• [WHAT YOU WILL DO]
Leave out the pictures and repeat everything else in the records exactly.

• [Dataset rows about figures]
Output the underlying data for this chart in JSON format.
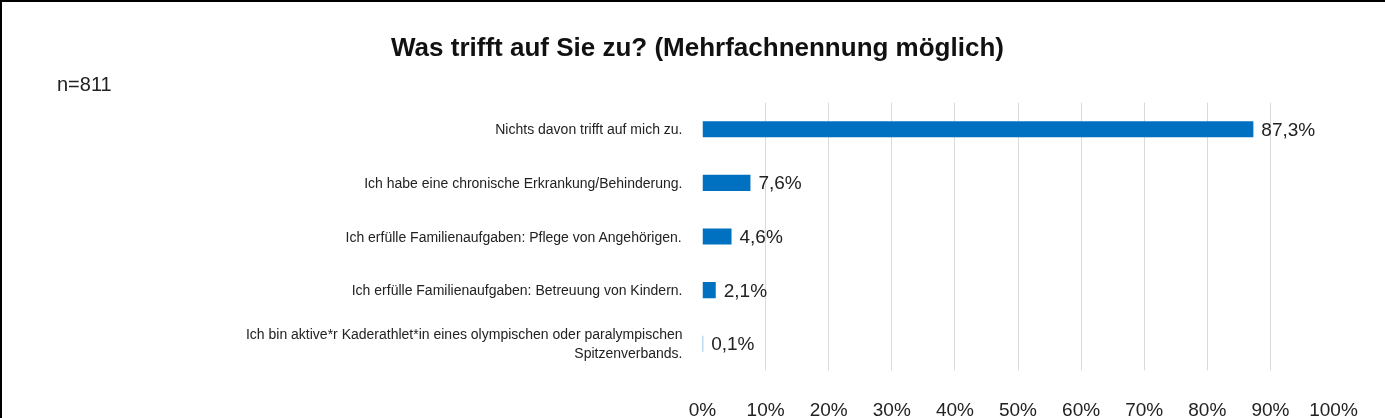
{
  "chart_data": {
    "type": "bar",
    "orientation": "horizontal",
    "title": "Was trifft auf Sie zu? (Mehrfachnennung möglich)",
    "annotations": [
      "n=811"
    ],
    "categories": [
      "Nichts davon trifft auf mich zu.",
      "Ich habe eine chronische Erkrankung/Behinderung.",
      "Ich erfülle Familienaufgaben: Pflege von Angehörigen.",
      "Ich erfülle Familienaufgaben: Betreuung von Kindern.",
      "Ich bin aktive*r Kaderathlet*in eines olympischen oder paralympischen Spitzenverbands."
    ],
    "values": [
      87.3,
      7.6,
      4.6,
      2.1,
      0.1
    ],
    "value_labels": [
      "87,3%",
      "7,6%",
      "4,6%",
      "2,1%",
      "0,1%"
    ],
    "color": "#0070c0",
    "xlim": [
      0,
      100
    ],
    "xticks": [
      {
        "value": 0,
        "label": "0%"
      },
      {
        "value": 10,
        "label": "10%"
      },
      {
        "value": 20,
        "label": "20%"
      },
      {
        "value": 30,
        "label": "30%"
      },
      {
        "value": 40,
        "label": "40%"
      },
      {
        "value": 50,
        "label": "50%"
      },
      {
        "value": 60,
        "label": "60%"
      },
      {
        "value": 70,
        "label": "70%"
      },
      {
        "value": 80,
        "label": "80%"
      },
      {
        "value": 90,
        "label": "90%"
      },
      {
        "value": 100,
        "label": "100%"
      }
    ],
    "grid": "x"
  }
}
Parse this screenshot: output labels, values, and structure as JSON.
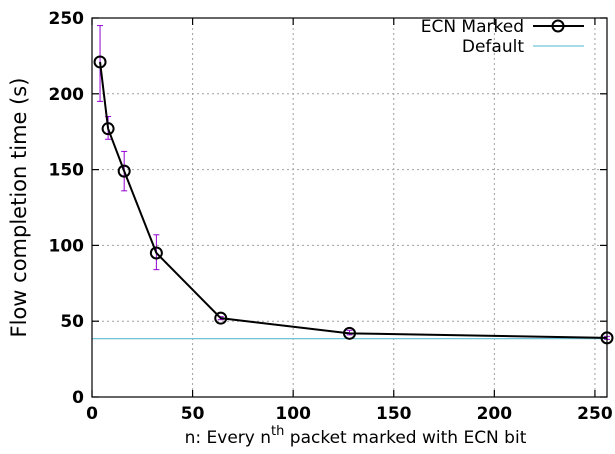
{
  "chart_data": {
    "type": "line",
    "title": "",
    "xlabel_prefix": "n: Every n",
    "xlabel_sup": "th",
    "xlabel_suffix": " packet marked with ECN bit",
    "ylabel": "Flow completion time (s)",
    "xlim": [
      0,
      256
    ],
    "ylim": [
      0,
      250
    ],
    "xticks": [
      0,
      50,
      100,
      150,
      200,
      250
    ],
    "yticks": [
      0,
      50,
      100,
      150,
      200,
      250
    ],
    "grid": true,
    "legend_position": "top-right",
    "series": [
      {
        "name": "ECN Marked",
        "color": "#000000",
        "errorbar_color": "#9400d3",
        "marker": "circle",
        "x": [
          4,
          8,
          16,
          32,
          64,
          128,
          256
        ],
        "y": [
          221,
          177,
          149,
          95,
          52,
          42,
          39
        ],
        "err_low": [
          195,
          170,
          136,
          84,
          51,
          41,
          38
        ],
        "err_high": [
          245,
          185,
          162,
          107,
          53,
          44,
          40
        ]
      },
      {
        "name": "Default",
        "color": "#6fc3d6",
        "type": "hline",
        "y": 38.5
      }
    ]
  }
}
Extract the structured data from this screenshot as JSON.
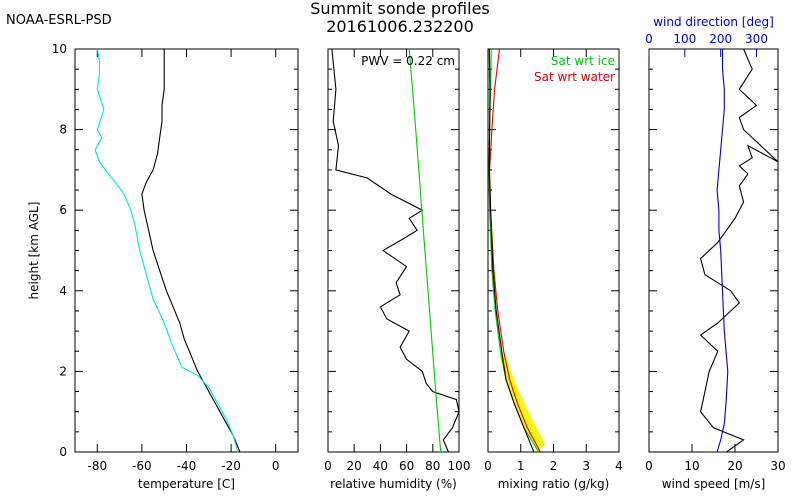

• [THE REPLY]
Output the underlying data for this chart in JSON format.
{
  "chart_data": {
    "type": "bar",
    "orientation": "horizontal",
    "title": "Was trifft auf Sie zu? (Mehrfachnennung möglich)",
    "annotations": [
      "n=811"
    ],
    "categories": [
      "Nichts davon trifft auf mich zu.",
      "Ich habe eine chronische Erkrankung/Behinderung.",
      "Ich erfülle Familienaufgaben: Pflege von Angehörigen.",
      "Ich erfülle Familienaufgaben: Betreuung von Kindern.",
      "Ich bin aktive*r Kaderathlet*in eines olympischen oder paralympischen Spitzenverbands."
    ],
    "values": [
      87.3,
      7.6,
      4.6,
      2.1,
      0.1
    ],
    "value_labels": [
      "87,3%",
      "7,6%",
      "4,6%",
      "2,1%",
      "0,1%"
    ],
    "color": "#0070c0",
    "xlim": [
      0,
      100
    ],
    "xticks": [
      {
        "value": 0,
        "label": "0%"
      },
      {
        "value": 10,
        "label": "10%"
      },
      {
        "value": 20,
        "label": "20%"
      },
      {
        "value": 30,
        "label": "30%"
      },
      {
        "value": 40,
        "label": "40%"
      },
      {
        "value": 50,
        "label": "50%"
      },
      {
        "value": 60,
        "label": "60%"
      },
      {
        "value": 70,
        "label": "70%"
      },
      {
        "value": 80,
        "label": "80%"
      },
      {
        "value": 90,
        "label": "90%"
      },
      {
        "value": 100,
        "label": "100%"
      }
    ],
    "grid": "x"
  }
}
Parse this screenshot: output labels, values, and structure as JSON.
{
  "chart_data": {
    "type": "line",
    "title": "",
    "xlabel_prefix": "n: Every n",
    "xlabel_sup": "th",
    "xlabel_suffix": " packet marked with ECN bit",
    "ylabel": "Flow completion time (s)",
    "xlim": [
      0,
      256
    ],
    "ylim": [
      0,
      250
    ],
    "xticks": [
      0,
      50,
      100,
      150,
      200,
      250
    ],
    "yticks": [
      0,
      50,
      100,
      150,
      200,
      250
    ],
    "grid": true,
    "legend_position": "top-right",
    "series": [
      {
        "name": "ECN Marked",
        "color": "#000000",
        "errorbar_color": "#9400d3",
        "marker": "circle",
        "x": [
          4,
          8,
          16,
          32,
          64,
          128,
          256
        ],
        "y": [
          221,
          177,
          149,
          95,
          52,
          42,
          39
        ],
        "err_low": [
          195,
          170,
          136,
          84,
          51,
          41,
          38
        ],
        "err_high": [
          245,
          185,
          162,
          107,
          53,
          44,
          40
        ]
      },
      {
        "name": "Default",
        "color": "#6fc3d6",
        "type": "hline",
        "y": 38.5
      }
    ]
  }
}
Extract the structured data from this screenshot as JSON.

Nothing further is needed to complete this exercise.